Exercise
Every line that contains the word "jótékonyságában" should be copied out.

━━━━━━━━━━━━━━━━

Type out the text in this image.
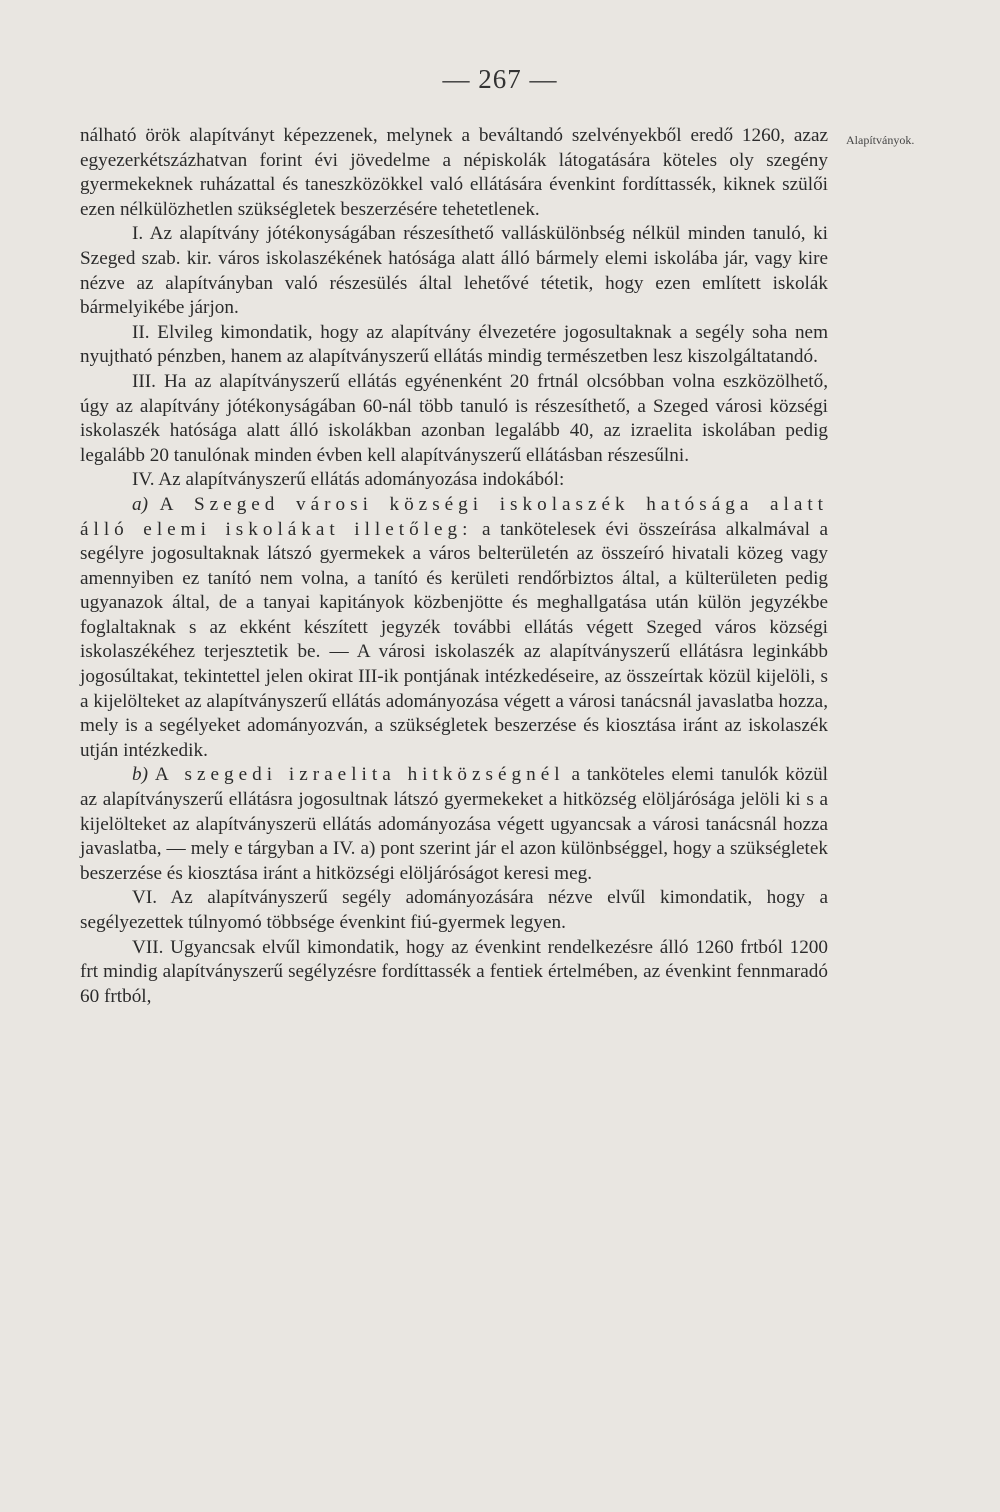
— 267 —
Alapítványok.

nálható örök alapítványt képezzenek, melynek a beváltandó szelvényekből eredő 1260, azaz egyezerkétszázhatvan forint évi jövedelme a népiskolák látogatására köteles oly szegény gyermekeknek ruházattal és taneszközökkel való ellátására évenkint fordíttassék, kiknek szülői ezen nélkülözhetlen szükségletek beszerzésére tehetetlenek.

I. Az alapítvány jótékonyságában részesíthető valláskülönbség nélkül minden tanuló, ki Szeged szab. kir. város iskolaszékének hatósága alatt álló bármely elemi iskolába jár, vagy kire nézve az alapítványban való részesülés által lehetővé tétetik, hogy ezen említett iskolák bármelyikébe járjon.

II. Elvileg kimondatik, hogy az alapítvány élvezetére jogosultaknak a segély soha nem nyujtható pénzben, hanem az alapítványszerű ellátás mindig természetben lesz kiszolgáltatandó.

III. Ha az alapítványszerű ellátás egyénenként 20 frtnál olcsóbban volna eszközölhető, úgy az alapítvány jótékonyságában 60-nál több tanuló is részesíthető, a Szeged városi községi iskolaszék hatósága alatt álló iskolákban azonban legalább 40, az izraelita iskolában pedig legalább 20 tanulónak minden évben kell alapítványszerű ellátásban részesűlni.

IV. Az alapítványszerű ellátás adományozása indokából:

a) A Szeged városi községi iskolaszék hatósága alatt álló elemi iskolákat illetőleg: a tankötelesek évi összeírása alkalmával a segélyre jogosultaknak látszó gyermekek a város belterületén az összeíró hivatali közeg vagy amennyiben ez tanító nem volna, a tanító és kerületi rendőrbiztos által, a külterületen pedig ugyanazok által, de a tanyai kapitányok közbenjötte és meghallgatása után külön jegyzékbe foglaltaknak s az ekként készített jegyzék további ellátás végett Szeged város községi iskolaszékéhez terjesztetik be. — A városi iskolaszék az alapítványszerű ellátásra leginkább jogosúltakat, tekintettel jelen okirat III-ik pontjának intézkedéseire, az összeírtak közül kijelöli, s a kijelölteket az alapítványszerű ellátás adományozása végett a városi tanácsnál javaslatba hozza, mely is a segélyeket adományozván, a szükségletek beszerzése és kiosztása iránt az iskolaszék utján intézkedik.

b) A szegedi izraelita hitközségnél a tanköteles elemi tanulók közül az alapítványszerű ellátásra jogosultnak látszó gyermekeket a hitközség elöljárósága jelöli ki s a kijelölteket az alapítványszerü ellátás adományozása végett ugyancsak a városi tanácsnál hozza javaslatba, — mely e tárgyban a IV. a) pont szerint jár el azon különbséggel, hogy a szükségletek beszerzése és kiosztása iránt a hitközségi elöljáróságot keresi meg.

VI. Az alapítványszerű segély adományozására nézve elvűl kimondatik, hogy a segélyezettek túlnyomó többsége évenkint fiú-gyermek legyen.

VII. Ugyancsak elvűl kimondatik, hogy az évenkint rendelkezésre álló 1260 frtból 1200 frt mindig alapítványszerű segélyzésre fordíttassék a fentiek értelmében, az évenkint fennmaradó 60 frtból,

━━━━━━━━━━━━━━━━

Task response
I. Az alapítvány jótékonyságában részesíthető valláskülönbség nélkül minden tanuló, ki Szeged szab. kir. város iskolaszékének hatósága alatt álló bármely elemi iskolába jár, vagy kire nézve az alapítványban való részesülés által lehetővé tétetik, hogy ezen említett iskolák bármelyikébe járjon.
III. Ha az alapítványszerű ellátás egyénenként 20 frtnál olcsóbban volna eszközölhető, úgy az alapítvány jótékonyságában 60-nál több tanuló is részesíthető, a Szeged városi községi iskolaszék hatósága alatt álló iskolákban azonban legalább 40, az izraelita iskolában pedig legalább 20 tanulónak minden évben kell alapítványszerű ellátásban részesűlni.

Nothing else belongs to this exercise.